What is expected: Provide an exact copy of the data, excluding the images.

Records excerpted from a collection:

____________

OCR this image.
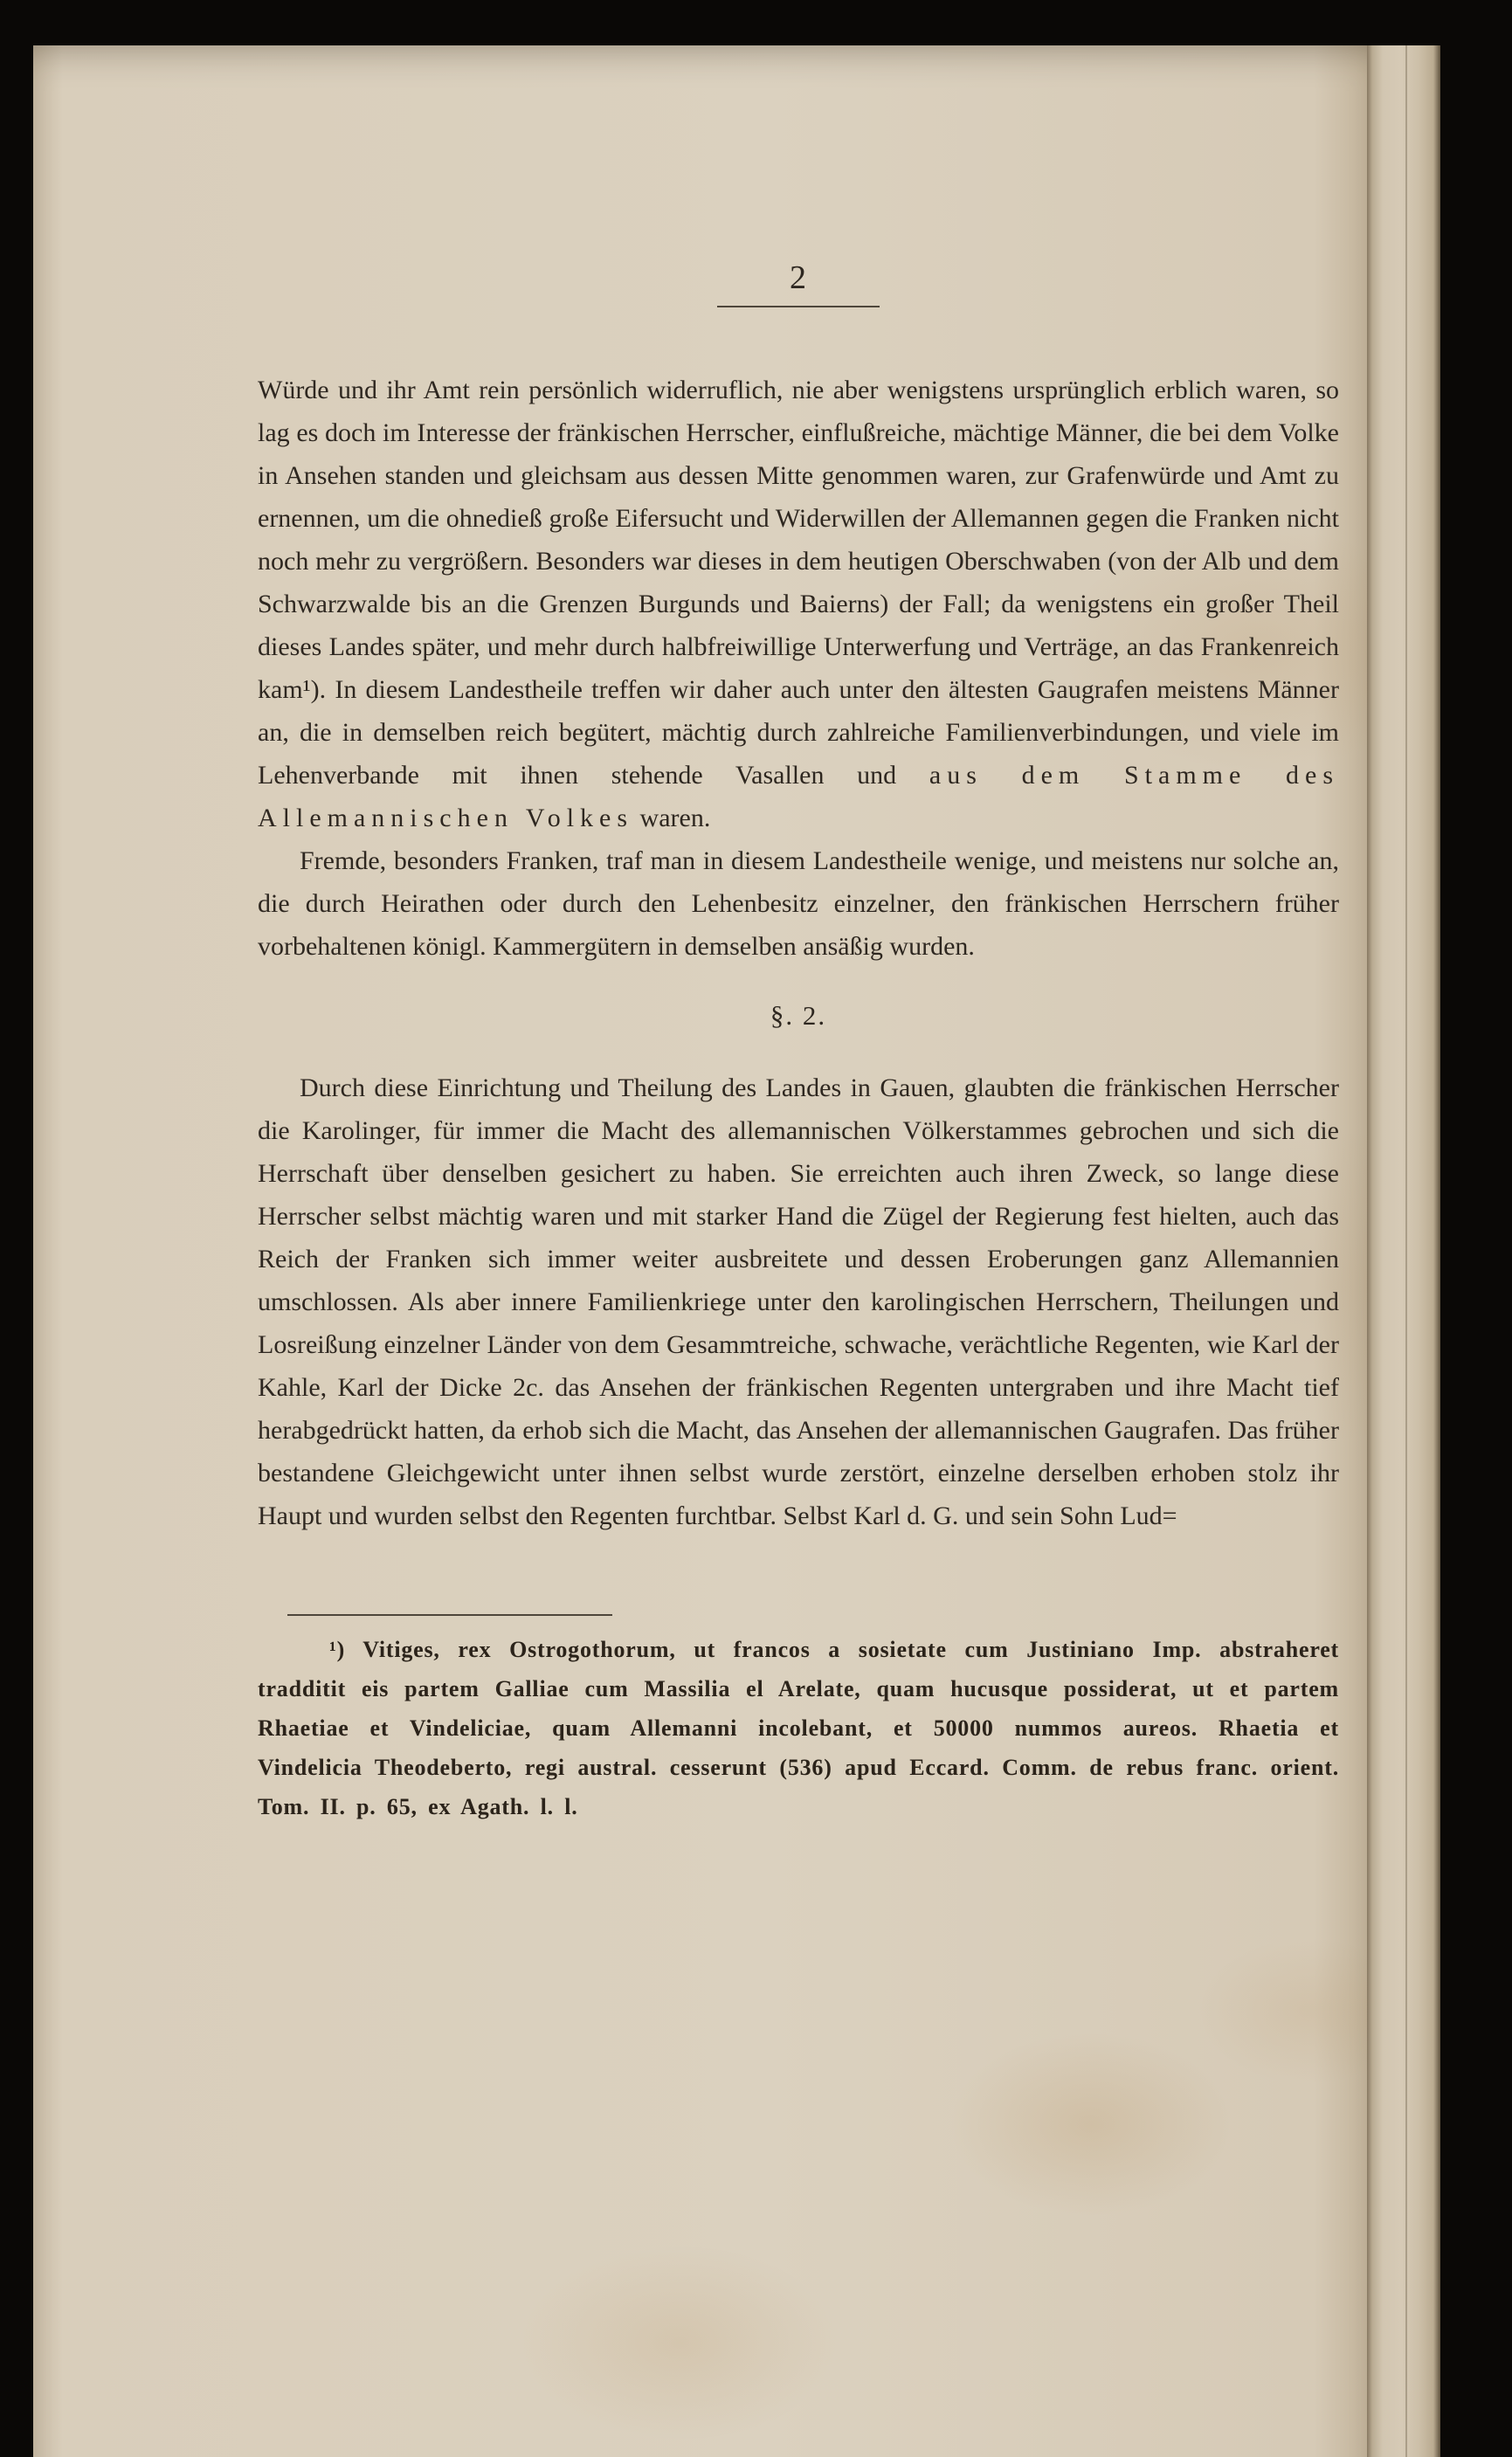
2

Würde und ihr Amt rein persönlich widerruflich, nie aber wenigstens ursprünglich erblich waren, so lag es doch im Interesse der fränkischen Herrscher, einflußreiche, mächtige Männer, die bei dem Volke in Ansehen standen und gleichsam aus dessen Mitte genommen waren, zur Grafenwürde und Amt zu ernennen, um die ohnedieß große Eifersucht und Widerwillen der Allemannen gegen die Franken nicht noch mehr zu vergrößern. Besonders war dieses in dem heutigen Oberschwaben (von der Alb und dem Schwarzwalde bis an die Grenzen Burgunds und Baierns) der Fall; da wenigstens ein großer Theil dieses Landes später, und mehr durch halbfreiwillige Unterwerfung und Verträge, an das Frankenreich kam¹). In diesem Landestheile treffen wir daher auch unter den ältesten Gaugrafen meistens Männer an, die in demselben reich begütert, mächtig durch zahlreiche Familienverbindungen, und viele im Lehenverbande mit ihnen stehende Vasallen und aus dem Stamme des Allemannischen Volkes waren.

Fremde, besonders Franken, traf man in diesem Landestheile wenige, und meistens nur solche an, die durch Heirathen oder durch den Lehenbesitz einzelner, den fränkischen Herrschern früher vorbehaltenen königl. Kammergütern in demselben ansäßig wurden.

§. 2.

Durch diese Einrichtung und Theilung des Landes in Gauen, glaubten die fränkischen Herrscher die Karolinger, für immer die Macht des allemannischen Völkerstammes gebrochen und sich die Herrschaft über denselben gesichert zu haben. Sie erreichten auch ihren Zweck, so lange diese Herrscher selbst mächtig waren und mit starker Hand die Zügel der Regierung fest hielten, auch das Reich der Franken sich immer weiter ausbreitete und dessen Eroberungen ganz Allemannien umschlossen. Als aber innere Familienkriege unter den karolingischen Herrschern, Theilungen und Losreißung einzelner Länder von dem Gesammtreiche, schwache, verächtliche Regenten, wie Karl der Kahle, Karl der Dicke 2c. das Ansehen der fränkischen Regenten untergraben und ihre Macht tief herabgedrückt hatten, da erhob sich die Macht, das Ansehen der allemannischen Gaugrafen. Das früher bestandene Gleichgewicht unter ihnen selbst wurde zerstört, einzelne derselben erhoben stolz ihr Haupt und wurden selbst den Regenten furchtbar. Selbst Karl d. G. und sein Sohn Lud=

¹) Vitiges, rex Ostrogothorum, ut francos a sosietate cum Justiniano Imp. abstraheret tradditit eis partem Galliae cum Massilia el Arelate, quam hucusque possiderat, ut et partem Rhaetiae et Vindeliciae, quam Allemanni incolebant, et 50000 nummos aureos. Rhaetia et Vindelicia Theodeberto, regi austral. cesserunt (536) apud Eccard. Comm. de rebus franc. orient. Tom. II. p. 65, ex Agath. l. l.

____________

Result of this task:
OCR this image.
2

Würde und ihr Amt rein persönlich widerruflich, nie aber wenigstens ursprünglich erblich waren, so lag es doch im Interesse der fränkischen Herrscher, einflußreiche, mächtige Männer, die bei dem Volke in Ansehen standen und gleichsam aus dessen Mitte genommen waren, zur Grafenwürde und Amt zu ernennen, um die ohnedieß große Eifersucht und Widerwillen der Allemannen gegen die Franken nicht noch mehr zu vergrößern. Besonders war dieses in dem heutigen Oberschwaben (von der Alb und dem Schwarzwalde bis an die Grenzen Burgunds und Baierns) der Fall; da wenigstens ein großer Theil dieses Landes später, und mehr durch halbfreiwillige Unterwerfung und Verträge, an das Frankenreich kam¹). In diesem Landestheile treffen wir daher auch unter den ältesten Gaugrafen meistens Männer an, die in demselben reich begütert, mächtig durch zahlreiche Familienverbindungen, und viele im Lehenverbande mit ihnen stehende Vasallen und aus dem Stamme des Allemannischen Volkes waren.

Fremde, besonders Franken, traf man in diesem Landestheile wenige, und meistens nur solche an, die durch Heirathen oder durch den Lehenbesitz einzelner, den fränkischen Herrschern früher vorbehaltenen königl. Kammergütern in demselben ansäßig wurden.

§. 2.

Durch diese Einrichtung und Theilung des Landes in Gauen, glaubten die fränkischen Herrscher die Karolinger, für immer die Macht des allemannischen Völkerstammes gebrochen und sich die Herrschaft über denselben gesichert zu haben. Sie erreichten auch ihren Zweck, so lange diese Herrscher selbst mächtig waren und mit starker Hand die Zügel der Regierung fest hielten, auch das Reich der Franken sich immer weiter ausbreitete und dessen Eroberungen ganz Allemannien umschlossen. Als aber innere Familienkriege unter den karolingischen Herrschern, Theilungen und Losreißung einzelner Länder von dem Gesammtreiche, schwache, verächtliche Regenten, wie Karl der Kahle, Karl der Dicke 2c. das Ansehen der fränkischen Regenten untergraben und ihre Macht tief herabgedrückt hatten, da erhob sich die Macht, das Ansehen der allemannischen Gaugrafen. Das früher bestandene Gleichgewicht unter ihnen selbst wurde zerstört, einzelne derselben erhoben stolz ihr Haupt und wurden selbst den Regenten furchtbar. Selbst Karl d. G. und sein Sohn Lud=

¹) Vitiges, rex Ostrogothorum, ut francos a sosietate cum Justiniano Imp. abstraheret tradditit eis partem Galliae cum Massilia el Arelate, quam hucusque possiderat, ut et partem Rhaetiae et Vindeliciae, quam Allemanni incolebant, et 50000 nummos aureos. Rhaetia et Vindelicia Theodeberto, regi austral. cesserunt (536) apud Eccard. Comm. de rebus franc. orient. Tom. II. p. 65, ex Agath. l. l.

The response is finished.